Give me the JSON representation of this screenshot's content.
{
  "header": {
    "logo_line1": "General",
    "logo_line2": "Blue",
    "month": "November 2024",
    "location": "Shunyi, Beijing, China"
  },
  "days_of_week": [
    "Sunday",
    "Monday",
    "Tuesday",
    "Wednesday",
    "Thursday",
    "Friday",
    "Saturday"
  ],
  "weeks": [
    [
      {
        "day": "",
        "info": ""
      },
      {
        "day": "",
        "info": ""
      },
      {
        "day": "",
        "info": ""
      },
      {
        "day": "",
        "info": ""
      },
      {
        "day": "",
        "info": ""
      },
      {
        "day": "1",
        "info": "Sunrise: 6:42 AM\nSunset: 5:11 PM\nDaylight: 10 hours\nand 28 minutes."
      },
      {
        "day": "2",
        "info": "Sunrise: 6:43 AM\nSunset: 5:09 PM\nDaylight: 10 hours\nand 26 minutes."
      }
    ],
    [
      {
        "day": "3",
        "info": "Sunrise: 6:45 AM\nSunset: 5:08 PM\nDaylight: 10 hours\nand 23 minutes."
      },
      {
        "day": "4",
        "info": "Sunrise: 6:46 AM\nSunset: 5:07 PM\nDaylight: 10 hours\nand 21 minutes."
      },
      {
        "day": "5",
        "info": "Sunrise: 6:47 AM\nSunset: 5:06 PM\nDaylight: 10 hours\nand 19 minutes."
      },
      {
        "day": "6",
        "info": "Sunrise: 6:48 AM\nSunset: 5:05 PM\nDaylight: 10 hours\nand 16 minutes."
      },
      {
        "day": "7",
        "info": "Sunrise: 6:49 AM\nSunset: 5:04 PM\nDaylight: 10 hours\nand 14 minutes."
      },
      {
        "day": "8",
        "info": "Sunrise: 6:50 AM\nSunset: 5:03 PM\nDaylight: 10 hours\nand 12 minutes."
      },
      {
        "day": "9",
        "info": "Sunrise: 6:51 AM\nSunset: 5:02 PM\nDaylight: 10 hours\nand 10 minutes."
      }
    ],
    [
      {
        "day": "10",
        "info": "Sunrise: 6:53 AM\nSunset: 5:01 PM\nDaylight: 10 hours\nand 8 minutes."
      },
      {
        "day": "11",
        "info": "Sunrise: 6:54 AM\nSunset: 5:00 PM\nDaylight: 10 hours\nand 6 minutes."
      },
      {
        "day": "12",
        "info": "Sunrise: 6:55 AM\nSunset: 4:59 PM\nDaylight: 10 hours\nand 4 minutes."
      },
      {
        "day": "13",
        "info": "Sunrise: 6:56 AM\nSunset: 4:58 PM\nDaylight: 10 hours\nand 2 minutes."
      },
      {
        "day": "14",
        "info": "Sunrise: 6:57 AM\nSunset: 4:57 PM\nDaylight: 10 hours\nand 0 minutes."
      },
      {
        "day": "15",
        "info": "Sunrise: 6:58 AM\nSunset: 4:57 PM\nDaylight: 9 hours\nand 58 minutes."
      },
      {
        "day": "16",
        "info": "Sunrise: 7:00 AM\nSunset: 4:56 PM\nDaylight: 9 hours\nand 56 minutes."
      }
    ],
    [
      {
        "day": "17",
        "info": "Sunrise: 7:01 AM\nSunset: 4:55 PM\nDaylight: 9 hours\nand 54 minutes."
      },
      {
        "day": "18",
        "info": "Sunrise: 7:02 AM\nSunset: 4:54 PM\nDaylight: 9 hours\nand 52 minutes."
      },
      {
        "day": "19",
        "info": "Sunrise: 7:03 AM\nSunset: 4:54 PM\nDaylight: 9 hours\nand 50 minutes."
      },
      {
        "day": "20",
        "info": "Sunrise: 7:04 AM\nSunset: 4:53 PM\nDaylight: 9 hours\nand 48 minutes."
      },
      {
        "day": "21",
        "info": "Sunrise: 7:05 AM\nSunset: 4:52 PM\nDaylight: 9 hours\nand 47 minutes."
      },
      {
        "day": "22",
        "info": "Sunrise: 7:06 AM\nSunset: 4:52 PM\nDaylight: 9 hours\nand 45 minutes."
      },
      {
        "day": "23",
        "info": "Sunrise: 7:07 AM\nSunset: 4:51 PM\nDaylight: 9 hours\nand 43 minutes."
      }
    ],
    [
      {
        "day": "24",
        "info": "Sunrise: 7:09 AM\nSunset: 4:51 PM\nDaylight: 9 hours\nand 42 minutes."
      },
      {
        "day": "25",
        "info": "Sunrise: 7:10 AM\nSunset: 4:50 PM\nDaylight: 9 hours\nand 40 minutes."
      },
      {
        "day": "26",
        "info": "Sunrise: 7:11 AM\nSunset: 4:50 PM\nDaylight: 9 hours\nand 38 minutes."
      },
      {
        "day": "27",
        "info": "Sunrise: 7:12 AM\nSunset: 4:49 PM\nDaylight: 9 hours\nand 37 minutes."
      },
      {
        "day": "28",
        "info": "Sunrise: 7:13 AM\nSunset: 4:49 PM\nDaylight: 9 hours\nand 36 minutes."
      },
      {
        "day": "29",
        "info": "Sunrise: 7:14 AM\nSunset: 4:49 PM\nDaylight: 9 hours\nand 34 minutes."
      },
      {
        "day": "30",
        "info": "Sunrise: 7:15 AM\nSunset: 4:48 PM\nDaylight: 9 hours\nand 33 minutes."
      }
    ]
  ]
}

PROMPT:
Copy the records above exactly.

REPLY:
Give me the JSON representation of this screenshot's content.
{
  "header": {
    "logo_line1": "General",
    "logo_line2": "Blue",
    "month": "November 2024",
    "location": "Shunyi, Beijing, China"
  },
  "days_of_week": [
    "Sunday",
    "Monday",
    "Tuesday",
    "Wednesday",
    "Thursday",
    "Friday",
    "Saturday"
  ],
  "weeks": [
    [
      {
        "day": "",
        "info": ""
      },
      {
        "day": "",
        "info": ""
      },
      {
        "day": "",
        "info": ""
      },
      {
        "day": "",
        "info": ""
      },
      {
        "day": "",
        "info": ""
      },
      {
        "day": "1",
        "info": "Sunrise: 6:42 AM\nSunset: 5:11 PM\nDaylight: 10 hours\nand 28 minutes."
      },
      {
        "day": "2",
        "info": "Sunrise: 6:43 AM\nSunset: 5:09 PM\nDaylight: 10 hours\nand 26 minutes."
      }
    ],
    [
      {
        "day": "3",
        "info": "Sunrise: 6:45 AM\nSunset: 5:08 PM\nDaylight: 10 hours\nand 23 minutes."
      },
      {
        "day": "4",
        "info": "Sunrise: 6:46 AM\nSunset: 5:07 PM\nDaylight: 10 hours\nand 21 minutes."
      },
      {
        "day": "5",
        "info": "Sunrise: 6:47 AM\nSunset: 5:06 PM\nDaylight: 10 hours\nand 19 minutes."
      },
      {
        "day": "6",
        "info": "Sunrise: 6:48 AM\nSunset: 5:05 PM\nDaylight: 10 hours\nand 16 minutes."
      },
      {
        "day": "7",
        "info": "Sunrise: 6:49 AM\nSunset: 5:04 PM\nDaylight: 10 hours\nand 14 minutes."
      },
      {
        "day": "8",
        "info": "Sunrise: 6:50 AM\nSunset: 5:03 PM\nDaylight: 10 hours\nand 12 minutes."
      },
      {
        "day": "9",
        "info": "Sunrise: 6:51 AM\nSunset: 5:02 PM\nDaylight: 10 hours\nand 10 minutes."
      }
    ],
    [
      {
        "day": "10",
        "info": "Sunrise: 6:53 AM\nSunset: 5:01 PM\nDaylight: 10 hours\nand 8 minutes."
      },
      {
        "day": "11",
        "info": "Sunrise: 6:54 AM\nSunset: 5:00 PM\nDaylight: 10 hours\nand 6 minutes."
      },
      {
        "day": "12",
        "info": "Sunrise: 6:55 AM\nSunset: 4:59 PM\nDaylight: 10 hours\nand 4 minutes."
      },
      {
        "day": "13",
        "info": "Sunrise: 6:56 AM\nSunset: 4:58 PM\nDaylight: 10 hours\nand 2 minutes."
      },
      {
        "day": "14",
        "info": "Sunrise: 6:57 AM\nSunset: 4:57 PM\nDaylight: 10 hours\nand 0 minutes."
      },
      {
        "day": "15",
        "info": "Sunrise: 6:58 AM\nSunset: 4:57 PM\nDaylight: 9 hours\nand 58 minutes."
      },
      {
        "day": "16",
        "info": "Sunrise: 7:00 AM\nSunset: 4:56 PM\nDaylight: 9 hours\nand 56 minutes."
      }
    ],
    [
      {
        "day": "17",
        "info": "Sunrise: 7:01 AM\nSunset: 4:55 PM\nDaylight: 9 hours\nand 54 minutes."
      },
      {
        "day": "18",
        "info": "Sunrise: 7:02 AM\nSunset: 4:54 PM\nDaylight: 9 hours\nand 52 minutes."
      },
      {
        "day": "19",
        "info": "Sunrise: 7:03 AM\nSunset: 4:54 PM\nDaylight: 9 hours\nand 50 minutes."
      },
      {
        "day": "20",
        "info": "Sunrise: 7:04 AM\nSunset: 4:53 PM\nDaylight: 9 hours\nand 48 minutes."
      },
      {
        "day": "21",
        "info": "Sunrise: 7:05 AM\nSunset: 4:52 PM\nDaylight: 9 hours\nand 47 minutes."
      },
      {
        "day": "22",
        "info": "Sunrise: 7:06 AM\nSunset: 4:52 PM\nDaylight: 9 hours\nand 45 minutes."
      },
      {
        "day": "23",
        "info": "Sunrise: 7:07 AM\nSunset: 4:51 PM\nDaylight: 9 hours\nand 43 minutes."
      }
    ],
    [
      {
        "day": "24",
        "info": "Sunrise: 7:09 AM\nSunset: 4:51 PM\nDaylight: 9 hours\nand 42 minutes."
      },
      {
        "day": "25",
        "info": "Sunrise: 7:10 AM\nSunset: 4:50 PM\nDaylight: 9 hours\nand 40 minutes."
      },
      {
        "day": "26",
        "info": "Sunrise: 7:11 AM\nSunset: 4:50 PM\nDaylight: 9 hours\nand 38 minutes."
      },
      {
        "day": "27",
        "info": "Sunrise: 7:12 AM\nSunset: 4:49 PM\nDaylight: 9 hours\nand 37 minutes."
      },
      {
        "day": "28",
        "info": "Sunrise: 7:13 AM\nSunset: 4:49 PM\nDaylight: 9 hours\nand 36 minutes."
      },
      {
        "day": "29",
        "info": "Sunrise: 7:14 AM\nSunset: 4:49 PM\nDaylight: 9 hours\nand 34 minutes."
      },
      {
        "day": "30",
        "info": "Sunrise: 7:15 AM\nSunset: 4:48 PM\nDaylight: 9 hours\nand 33 minutes."
      }
    ]
  ]
}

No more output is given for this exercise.